» Short task: Select lines where the word "mengelakkan" appears.

** START **

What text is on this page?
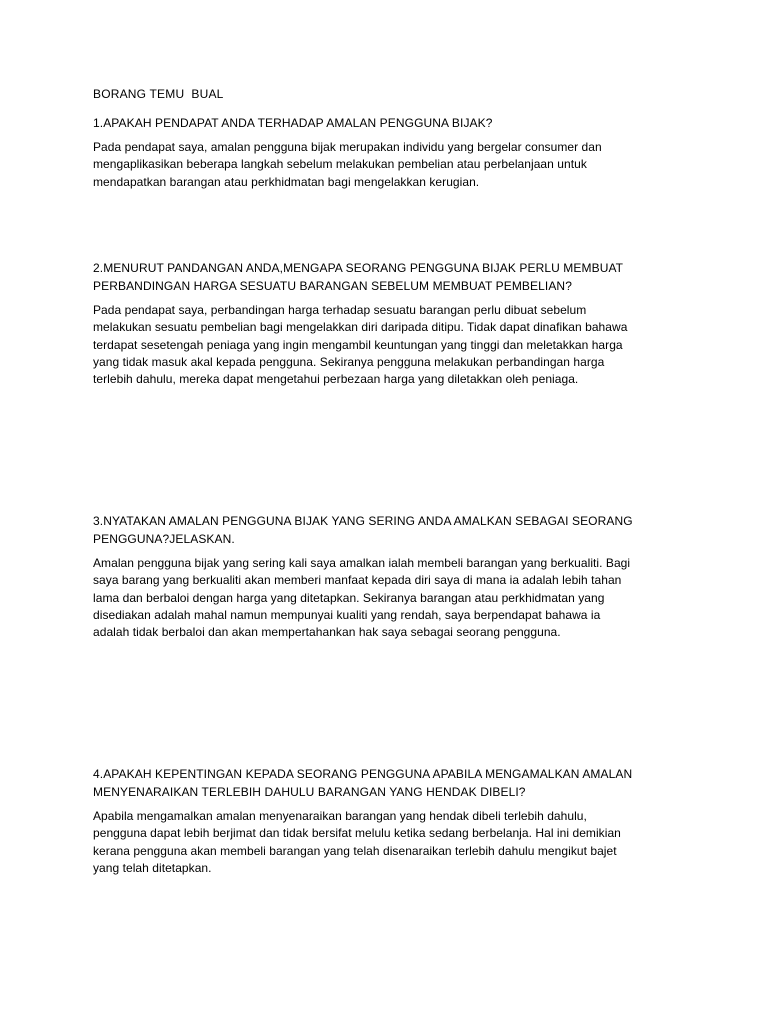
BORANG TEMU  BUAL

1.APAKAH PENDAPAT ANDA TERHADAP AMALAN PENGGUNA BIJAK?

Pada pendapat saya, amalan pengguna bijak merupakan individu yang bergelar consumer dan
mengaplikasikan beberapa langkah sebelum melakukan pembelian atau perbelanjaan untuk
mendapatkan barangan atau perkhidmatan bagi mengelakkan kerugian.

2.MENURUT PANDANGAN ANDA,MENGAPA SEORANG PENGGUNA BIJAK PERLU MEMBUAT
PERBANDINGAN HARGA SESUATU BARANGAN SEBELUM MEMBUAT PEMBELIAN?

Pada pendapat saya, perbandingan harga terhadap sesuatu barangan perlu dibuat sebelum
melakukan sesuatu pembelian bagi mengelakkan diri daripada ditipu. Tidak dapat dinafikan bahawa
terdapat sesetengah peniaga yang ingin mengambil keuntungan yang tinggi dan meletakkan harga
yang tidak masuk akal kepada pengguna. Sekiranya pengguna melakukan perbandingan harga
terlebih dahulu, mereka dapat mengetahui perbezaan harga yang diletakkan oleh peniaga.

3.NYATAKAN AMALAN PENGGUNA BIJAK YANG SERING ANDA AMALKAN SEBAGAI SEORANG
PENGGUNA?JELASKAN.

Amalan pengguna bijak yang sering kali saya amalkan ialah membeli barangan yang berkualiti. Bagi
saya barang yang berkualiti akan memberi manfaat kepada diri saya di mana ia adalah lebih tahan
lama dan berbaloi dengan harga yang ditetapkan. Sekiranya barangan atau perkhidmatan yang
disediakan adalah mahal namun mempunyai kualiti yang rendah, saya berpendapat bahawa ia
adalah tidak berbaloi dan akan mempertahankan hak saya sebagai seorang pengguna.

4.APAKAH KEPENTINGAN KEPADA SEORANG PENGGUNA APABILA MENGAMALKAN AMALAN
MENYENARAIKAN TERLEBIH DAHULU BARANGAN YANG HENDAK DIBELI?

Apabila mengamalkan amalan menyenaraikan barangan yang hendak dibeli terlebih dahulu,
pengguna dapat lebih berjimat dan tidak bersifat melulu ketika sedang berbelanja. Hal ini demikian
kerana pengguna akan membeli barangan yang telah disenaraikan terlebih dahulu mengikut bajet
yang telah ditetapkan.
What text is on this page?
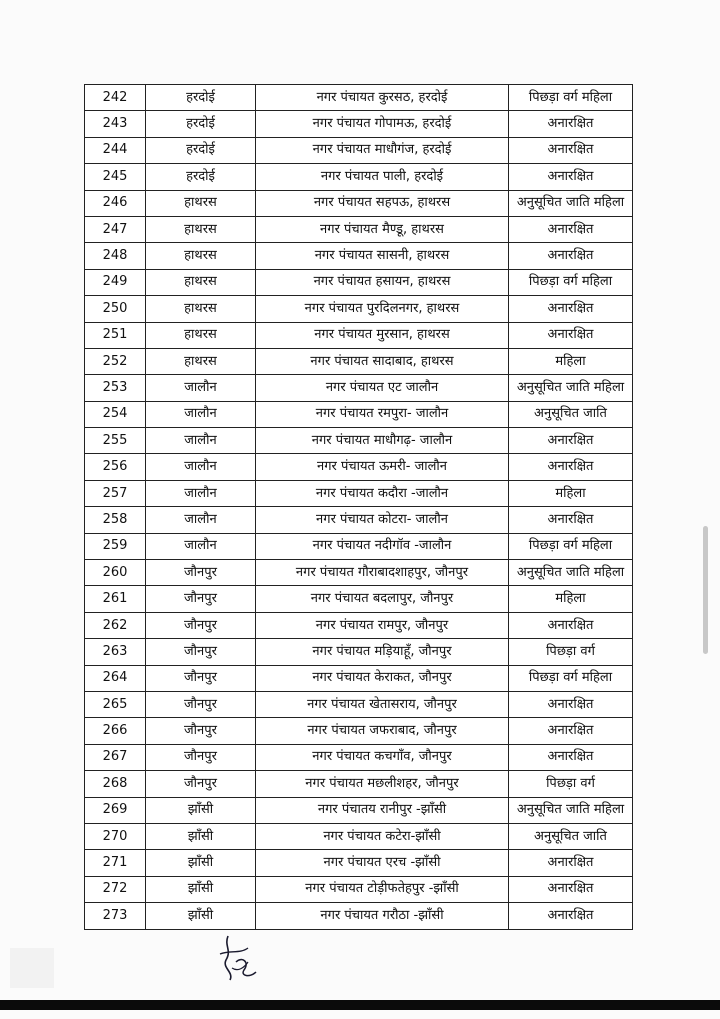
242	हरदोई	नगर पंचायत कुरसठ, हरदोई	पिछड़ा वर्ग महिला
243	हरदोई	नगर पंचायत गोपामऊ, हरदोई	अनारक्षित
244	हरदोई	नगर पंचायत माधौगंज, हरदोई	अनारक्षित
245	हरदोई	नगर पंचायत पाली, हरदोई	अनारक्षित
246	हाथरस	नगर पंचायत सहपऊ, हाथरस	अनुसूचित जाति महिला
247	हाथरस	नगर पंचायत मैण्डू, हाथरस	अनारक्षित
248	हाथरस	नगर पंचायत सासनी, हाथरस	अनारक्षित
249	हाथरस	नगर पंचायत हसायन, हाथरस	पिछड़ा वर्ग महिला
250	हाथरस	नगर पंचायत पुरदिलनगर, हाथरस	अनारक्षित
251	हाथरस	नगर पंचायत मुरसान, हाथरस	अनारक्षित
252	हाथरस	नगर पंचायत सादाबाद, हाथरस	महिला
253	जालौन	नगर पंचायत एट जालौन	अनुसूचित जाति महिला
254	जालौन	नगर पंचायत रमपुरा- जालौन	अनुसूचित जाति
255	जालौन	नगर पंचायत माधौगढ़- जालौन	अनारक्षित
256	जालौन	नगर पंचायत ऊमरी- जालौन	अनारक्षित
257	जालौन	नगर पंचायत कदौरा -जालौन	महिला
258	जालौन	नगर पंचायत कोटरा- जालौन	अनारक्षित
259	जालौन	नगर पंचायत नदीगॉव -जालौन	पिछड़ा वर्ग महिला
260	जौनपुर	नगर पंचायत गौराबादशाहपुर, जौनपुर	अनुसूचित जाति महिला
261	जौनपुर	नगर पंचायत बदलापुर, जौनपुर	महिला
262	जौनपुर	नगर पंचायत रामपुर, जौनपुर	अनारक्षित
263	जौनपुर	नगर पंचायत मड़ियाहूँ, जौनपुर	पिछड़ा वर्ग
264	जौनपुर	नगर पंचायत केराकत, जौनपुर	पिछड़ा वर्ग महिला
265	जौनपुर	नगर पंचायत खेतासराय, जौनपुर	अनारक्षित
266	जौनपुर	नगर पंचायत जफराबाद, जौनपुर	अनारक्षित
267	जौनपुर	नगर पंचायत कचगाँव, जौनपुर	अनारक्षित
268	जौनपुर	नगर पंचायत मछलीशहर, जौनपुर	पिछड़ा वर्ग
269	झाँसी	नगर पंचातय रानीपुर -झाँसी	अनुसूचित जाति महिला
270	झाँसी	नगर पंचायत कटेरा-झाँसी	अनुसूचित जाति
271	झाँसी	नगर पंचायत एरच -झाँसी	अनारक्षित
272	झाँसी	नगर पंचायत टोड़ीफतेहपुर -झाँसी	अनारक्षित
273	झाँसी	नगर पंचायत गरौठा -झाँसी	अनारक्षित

** END **

» Reply to the task:
mendapatkan barangan atau perkhidmatan bagi mengelakkan kerugian.
melakukan sesuatu pembelian bagi mengelakkan diri daripada ditipu. Tidak dapat dinafikan bahawa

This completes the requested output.